Description of the task » Copy every line with the string "title" in it.

---

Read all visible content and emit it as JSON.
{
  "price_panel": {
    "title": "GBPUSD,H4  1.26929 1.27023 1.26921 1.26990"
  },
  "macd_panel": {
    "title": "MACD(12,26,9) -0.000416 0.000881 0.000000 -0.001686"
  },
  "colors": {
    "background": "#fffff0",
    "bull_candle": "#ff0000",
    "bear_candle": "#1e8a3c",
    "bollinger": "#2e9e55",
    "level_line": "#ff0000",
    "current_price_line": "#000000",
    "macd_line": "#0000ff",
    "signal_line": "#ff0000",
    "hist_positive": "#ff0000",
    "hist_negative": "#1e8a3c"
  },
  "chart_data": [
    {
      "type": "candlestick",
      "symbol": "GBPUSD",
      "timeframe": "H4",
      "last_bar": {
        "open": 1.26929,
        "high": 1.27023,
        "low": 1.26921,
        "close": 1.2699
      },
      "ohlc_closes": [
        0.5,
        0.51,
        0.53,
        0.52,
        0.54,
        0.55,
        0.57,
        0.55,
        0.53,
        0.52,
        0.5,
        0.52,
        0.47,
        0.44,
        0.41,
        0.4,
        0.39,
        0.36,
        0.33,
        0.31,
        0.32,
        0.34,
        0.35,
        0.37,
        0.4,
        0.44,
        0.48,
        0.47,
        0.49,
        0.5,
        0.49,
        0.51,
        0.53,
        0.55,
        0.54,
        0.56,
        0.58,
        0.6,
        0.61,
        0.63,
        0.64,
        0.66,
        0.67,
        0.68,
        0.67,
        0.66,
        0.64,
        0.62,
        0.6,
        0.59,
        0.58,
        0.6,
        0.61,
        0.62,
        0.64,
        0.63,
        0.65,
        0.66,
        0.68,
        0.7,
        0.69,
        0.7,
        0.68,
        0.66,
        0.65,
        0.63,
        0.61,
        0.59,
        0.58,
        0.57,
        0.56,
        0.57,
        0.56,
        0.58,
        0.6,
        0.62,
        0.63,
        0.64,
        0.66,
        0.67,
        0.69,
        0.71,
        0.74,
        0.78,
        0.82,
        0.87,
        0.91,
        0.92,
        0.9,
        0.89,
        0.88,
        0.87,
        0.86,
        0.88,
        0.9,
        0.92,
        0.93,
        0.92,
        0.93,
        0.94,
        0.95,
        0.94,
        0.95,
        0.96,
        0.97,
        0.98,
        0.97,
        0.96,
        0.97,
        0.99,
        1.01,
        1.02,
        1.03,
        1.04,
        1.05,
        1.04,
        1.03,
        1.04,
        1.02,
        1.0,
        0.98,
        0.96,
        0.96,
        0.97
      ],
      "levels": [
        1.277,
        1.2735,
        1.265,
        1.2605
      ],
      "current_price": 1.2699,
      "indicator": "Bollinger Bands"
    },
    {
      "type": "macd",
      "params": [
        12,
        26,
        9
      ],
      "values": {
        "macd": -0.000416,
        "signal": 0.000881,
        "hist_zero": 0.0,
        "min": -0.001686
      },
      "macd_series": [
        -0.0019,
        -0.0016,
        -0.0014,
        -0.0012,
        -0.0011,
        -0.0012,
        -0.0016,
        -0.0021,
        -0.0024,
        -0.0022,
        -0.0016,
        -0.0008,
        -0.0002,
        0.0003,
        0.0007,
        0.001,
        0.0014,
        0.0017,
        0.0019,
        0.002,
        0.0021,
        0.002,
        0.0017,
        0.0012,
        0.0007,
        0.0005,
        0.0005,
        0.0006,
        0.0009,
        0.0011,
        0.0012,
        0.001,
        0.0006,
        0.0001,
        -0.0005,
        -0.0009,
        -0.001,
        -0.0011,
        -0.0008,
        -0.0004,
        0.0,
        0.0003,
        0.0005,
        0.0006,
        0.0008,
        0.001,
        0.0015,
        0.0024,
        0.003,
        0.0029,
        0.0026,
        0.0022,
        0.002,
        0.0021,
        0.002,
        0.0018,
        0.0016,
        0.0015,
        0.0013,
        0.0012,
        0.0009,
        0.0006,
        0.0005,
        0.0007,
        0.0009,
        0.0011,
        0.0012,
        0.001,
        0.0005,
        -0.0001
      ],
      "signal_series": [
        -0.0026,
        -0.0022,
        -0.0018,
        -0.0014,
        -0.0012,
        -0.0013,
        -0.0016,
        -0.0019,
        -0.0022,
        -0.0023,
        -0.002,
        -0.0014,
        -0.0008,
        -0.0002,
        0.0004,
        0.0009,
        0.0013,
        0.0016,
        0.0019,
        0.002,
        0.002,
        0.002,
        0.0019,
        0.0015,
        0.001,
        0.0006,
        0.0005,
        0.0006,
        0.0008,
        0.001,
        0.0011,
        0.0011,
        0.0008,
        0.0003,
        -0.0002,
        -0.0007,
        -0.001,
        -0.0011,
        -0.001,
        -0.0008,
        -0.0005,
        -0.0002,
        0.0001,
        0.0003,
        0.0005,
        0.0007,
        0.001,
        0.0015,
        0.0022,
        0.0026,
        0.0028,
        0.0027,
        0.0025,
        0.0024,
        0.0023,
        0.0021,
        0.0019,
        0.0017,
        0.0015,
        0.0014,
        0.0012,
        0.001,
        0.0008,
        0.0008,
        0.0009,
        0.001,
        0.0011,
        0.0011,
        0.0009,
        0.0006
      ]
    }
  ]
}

---

Reply to the exercise »
    "title": "GBPUSD,H4  1.26929 1.27023 1.26921 1.26990"
    "title": "MACD(12,26,9) -0.000416 0.000881 0.000000 -0.001686"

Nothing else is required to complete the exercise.